--- START OF Data entries ---
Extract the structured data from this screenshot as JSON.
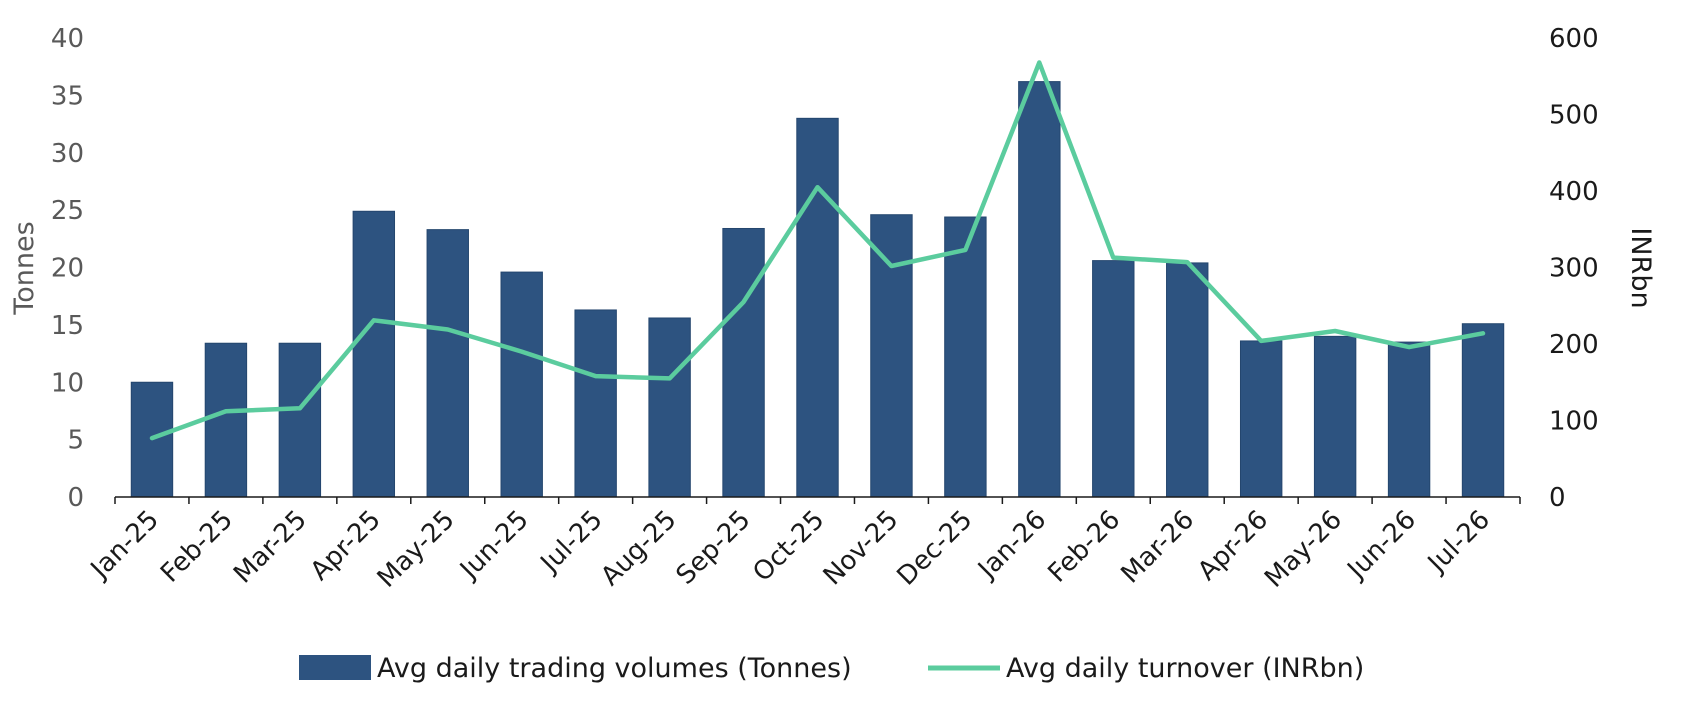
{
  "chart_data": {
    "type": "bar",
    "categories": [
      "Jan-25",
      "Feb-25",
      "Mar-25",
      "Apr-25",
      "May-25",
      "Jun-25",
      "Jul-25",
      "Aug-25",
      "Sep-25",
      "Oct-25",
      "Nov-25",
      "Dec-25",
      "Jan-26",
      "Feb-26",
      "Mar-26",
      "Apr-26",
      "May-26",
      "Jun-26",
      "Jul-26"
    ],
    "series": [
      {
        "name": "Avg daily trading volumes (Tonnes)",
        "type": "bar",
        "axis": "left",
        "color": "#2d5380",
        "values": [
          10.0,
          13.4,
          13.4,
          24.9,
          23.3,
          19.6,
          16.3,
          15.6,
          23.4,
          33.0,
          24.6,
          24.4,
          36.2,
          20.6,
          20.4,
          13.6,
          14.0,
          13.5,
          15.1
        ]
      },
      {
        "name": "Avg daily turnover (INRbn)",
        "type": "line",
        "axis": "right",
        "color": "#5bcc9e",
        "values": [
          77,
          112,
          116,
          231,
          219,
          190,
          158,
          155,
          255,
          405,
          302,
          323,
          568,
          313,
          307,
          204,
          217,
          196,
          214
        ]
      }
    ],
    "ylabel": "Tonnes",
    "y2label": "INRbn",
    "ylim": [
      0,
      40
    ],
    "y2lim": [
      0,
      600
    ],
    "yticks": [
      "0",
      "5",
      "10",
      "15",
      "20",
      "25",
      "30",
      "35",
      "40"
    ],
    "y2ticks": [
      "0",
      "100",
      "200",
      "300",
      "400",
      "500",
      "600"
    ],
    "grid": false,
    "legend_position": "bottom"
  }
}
--- END OF Data entries ---
--- START OF Data entries ---
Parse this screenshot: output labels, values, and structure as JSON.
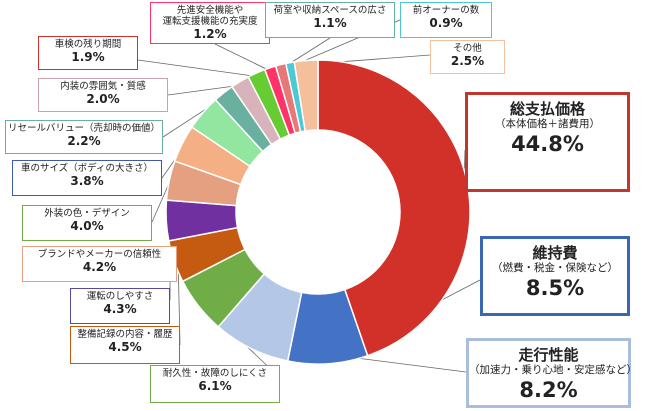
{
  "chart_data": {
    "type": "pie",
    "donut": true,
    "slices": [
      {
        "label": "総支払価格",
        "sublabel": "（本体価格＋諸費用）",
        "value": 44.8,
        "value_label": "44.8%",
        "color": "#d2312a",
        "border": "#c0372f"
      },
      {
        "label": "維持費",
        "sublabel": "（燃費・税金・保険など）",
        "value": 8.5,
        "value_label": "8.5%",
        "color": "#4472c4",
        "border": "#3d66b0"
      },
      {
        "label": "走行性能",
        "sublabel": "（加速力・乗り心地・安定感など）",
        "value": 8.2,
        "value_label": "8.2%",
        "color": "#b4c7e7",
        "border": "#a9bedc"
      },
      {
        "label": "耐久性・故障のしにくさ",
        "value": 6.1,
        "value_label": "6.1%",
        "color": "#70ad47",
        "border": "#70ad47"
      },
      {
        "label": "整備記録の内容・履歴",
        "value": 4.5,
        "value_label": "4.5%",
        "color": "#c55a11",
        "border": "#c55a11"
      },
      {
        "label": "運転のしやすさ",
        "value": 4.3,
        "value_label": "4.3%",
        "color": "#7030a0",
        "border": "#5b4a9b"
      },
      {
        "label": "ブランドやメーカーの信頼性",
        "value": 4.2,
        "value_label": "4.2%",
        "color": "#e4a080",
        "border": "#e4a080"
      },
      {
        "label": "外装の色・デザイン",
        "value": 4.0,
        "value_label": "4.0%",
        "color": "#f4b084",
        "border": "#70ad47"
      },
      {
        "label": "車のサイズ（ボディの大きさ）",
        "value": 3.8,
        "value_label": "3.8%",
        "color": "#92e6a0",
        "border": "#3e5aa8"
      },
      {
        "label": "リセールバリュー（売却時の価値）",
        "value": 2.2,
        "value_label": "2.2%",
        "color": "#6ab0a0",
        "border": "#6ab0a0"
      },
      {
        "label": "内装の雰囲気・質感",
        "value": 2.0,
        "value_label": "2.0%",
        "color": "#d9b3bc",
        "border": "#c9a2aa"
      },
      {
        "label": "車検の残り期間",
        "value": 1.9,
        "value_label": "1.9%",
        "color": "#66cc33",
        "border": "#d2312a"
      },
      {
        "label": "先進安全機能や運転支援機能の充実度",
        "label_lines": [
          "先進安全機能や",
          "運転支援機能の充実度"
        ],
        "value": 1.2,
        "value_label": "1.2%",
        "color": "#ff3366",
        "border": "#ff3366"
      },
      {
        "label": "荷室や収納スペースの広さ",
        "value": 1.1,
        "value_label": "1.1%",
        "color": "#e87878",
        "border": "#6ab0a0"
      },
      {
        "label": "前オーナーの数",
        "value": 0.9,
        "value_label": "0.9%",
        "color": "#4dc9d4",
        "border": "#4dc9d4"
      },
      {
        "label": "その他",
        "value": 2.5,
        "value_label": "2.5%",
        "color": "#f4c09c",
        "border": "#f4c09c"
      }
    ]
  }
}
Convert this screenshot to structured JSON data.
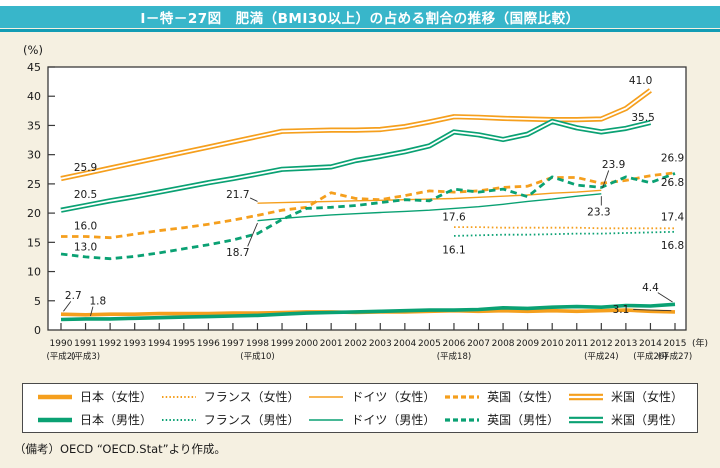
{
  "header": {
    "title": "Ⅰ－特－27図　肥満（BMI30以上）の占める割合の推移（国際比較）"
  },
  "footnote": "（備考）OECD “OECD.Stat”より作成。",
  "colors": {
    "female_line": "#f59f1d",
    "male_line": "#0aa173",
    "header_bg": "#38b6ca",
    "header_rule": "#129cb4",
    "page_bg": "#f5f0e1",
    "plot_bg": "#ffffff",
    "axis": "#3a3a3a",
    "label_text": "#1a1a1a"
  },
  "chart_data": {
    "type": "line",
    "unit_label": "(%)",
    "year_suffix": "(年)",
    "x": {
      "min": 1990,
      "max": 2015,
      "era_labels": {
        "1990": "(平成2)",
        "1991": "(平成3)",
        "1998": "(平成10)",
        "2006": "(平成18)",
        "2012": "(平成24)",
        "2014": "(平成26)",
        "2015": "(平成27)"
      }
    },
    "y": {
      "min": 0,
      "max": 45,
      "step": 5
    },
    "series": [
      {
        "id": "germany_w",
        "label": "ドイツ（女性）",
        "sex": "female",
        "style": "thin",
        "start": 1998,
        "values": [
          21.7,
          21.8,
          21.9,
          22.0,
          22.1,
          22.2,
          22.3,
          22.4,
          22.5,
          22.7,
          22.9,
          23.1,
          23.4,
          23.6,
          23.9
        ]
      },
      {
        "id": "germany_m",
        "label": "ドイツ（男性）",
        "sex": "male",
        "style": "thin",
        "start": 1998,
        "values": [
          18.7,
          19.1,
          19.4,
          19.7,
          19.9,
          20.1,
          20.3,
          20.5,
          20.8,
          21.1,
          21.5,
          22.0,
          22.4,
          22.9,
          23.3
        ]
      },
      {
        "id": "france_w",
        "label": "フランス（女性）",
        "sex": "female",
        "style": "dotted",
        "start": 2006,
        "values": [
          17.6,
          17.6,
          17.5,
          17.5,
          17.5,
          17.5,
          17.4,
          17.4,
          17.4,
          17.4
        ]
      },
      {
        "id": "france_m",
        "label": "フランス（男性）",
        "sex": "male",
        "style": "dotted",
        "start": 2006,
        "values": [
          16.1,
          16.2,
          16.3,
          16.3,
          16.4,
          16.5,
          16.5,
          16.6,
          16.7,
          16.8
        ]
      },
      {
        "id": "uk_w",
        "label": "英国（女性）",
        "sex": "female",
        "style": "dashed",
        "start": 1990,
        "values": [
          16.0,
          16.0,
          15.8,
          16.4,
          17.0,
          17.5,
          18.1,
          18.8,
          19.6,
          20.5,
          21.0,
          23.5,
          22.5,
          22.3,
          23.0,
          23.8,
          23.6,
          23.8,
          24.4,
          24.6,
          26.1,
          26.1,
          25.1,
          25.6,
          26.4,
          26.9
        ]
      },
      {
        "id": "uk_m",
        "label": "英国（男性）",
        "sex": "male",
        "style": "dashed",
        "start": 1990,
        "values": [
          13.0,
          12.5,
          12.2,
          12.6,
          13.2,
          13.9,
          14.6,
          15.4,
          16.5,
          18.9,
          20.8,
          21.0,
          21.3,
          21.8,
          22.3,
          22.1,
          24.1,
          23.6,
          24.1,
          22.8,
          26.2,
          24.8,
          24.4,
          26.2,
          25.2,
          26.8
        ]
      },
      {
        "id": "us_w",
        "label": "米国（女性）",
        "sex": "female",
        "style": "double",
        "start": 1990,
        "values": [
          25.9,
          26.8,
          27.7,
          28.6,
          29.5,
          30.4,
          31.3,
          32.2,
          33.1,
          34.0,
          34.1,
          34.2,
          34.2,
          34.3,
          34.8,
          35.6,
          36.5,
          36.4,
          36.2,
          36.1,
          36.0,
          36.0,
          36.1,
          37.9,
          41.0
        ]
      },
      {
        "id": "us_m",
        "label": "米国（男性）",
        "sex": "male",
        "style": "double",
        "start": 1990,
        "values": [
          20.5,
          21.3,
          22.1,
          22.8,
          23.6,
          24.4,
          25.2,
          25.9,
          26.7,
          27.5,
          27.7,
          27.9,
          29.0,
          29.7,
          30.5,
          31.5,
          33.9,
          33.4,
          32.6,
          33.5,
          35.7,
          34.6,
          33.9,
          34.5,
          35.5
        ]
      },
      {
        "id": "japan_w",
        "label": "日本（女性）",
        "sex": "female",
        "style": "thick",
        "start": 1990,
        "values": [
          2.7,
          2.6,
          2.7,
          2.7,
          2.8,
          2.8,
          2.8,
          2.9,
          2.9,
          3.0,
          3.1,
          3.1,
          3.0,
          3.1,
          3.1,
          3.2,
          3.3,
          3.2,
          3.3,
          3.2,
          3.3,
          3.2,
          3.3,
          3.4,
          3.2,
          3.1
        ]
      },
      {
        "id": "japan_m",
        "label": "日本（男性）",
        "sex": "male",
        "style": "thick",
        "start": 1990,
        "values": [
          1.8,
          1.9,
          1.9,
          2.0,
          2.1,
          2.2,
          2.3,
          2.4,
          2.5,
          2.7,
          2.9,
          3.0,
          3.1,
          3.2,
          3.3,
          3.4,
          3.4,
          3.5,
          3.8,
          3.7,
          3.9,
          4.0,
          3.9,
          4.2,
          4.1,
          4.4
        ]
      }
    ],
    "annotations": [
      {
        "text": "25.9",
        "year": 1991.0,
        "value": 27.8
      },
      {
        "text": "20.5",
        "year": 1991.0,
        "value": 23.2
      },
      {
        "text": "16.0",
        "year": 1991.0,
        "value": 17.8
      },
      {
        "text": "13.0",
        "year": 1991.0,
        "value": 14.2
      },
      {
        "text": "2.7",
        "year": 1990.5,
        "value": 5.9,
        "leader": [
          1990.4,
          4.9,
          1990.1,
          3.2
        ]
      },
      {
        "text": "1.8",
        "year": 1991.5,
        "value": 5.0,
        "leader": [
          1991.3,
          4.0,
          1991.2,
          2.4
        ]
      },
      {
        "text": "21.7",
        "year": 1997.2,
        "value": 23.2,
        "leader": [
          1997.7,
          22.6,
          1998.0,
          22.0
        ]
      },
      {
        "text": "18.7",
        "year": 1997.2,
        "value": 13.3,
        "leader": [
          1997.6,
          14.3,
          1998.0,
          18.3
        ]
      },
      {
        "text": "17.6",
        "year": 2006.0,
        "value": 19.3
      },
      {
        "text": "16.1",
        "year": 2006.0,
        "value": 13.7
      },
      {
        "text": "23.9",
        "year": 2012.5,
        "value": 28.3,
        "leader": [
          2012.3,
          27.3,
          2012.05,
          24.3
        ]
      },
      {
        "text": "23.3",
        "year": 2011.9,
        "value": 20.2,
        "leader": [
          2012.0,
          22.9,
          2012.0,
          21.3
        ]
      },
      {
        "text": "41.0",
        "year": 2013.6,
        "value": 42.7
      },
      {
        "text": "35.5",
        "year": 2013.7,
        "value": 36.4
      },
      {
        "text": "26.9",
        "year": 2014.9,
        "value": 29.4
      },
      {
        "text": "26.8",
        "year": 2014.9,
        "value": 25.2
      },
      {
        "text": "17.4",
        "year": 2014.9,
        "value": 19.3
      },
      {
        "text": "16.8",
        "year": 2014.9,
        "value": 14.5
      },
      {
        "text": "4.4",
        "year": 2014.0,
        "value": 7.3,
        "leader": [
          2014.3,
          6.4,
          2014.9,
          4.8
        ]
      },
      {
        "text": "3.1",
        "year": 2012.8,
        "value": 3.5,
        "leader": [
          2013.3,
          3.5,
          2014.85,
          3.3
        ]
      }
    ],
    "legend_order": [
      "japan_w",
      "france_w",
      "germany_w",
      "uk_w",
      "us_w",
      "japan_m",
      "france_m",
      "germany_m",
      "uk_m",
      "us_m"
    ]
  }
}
--- END OF Data entries ---
What you need to do
Pull every line containing the word "daily" out of the material.

Solution for this task
        "name": "Avg daily trading volumes (Tonnes)",
        "name": "Avg daily turnover (INRbn)",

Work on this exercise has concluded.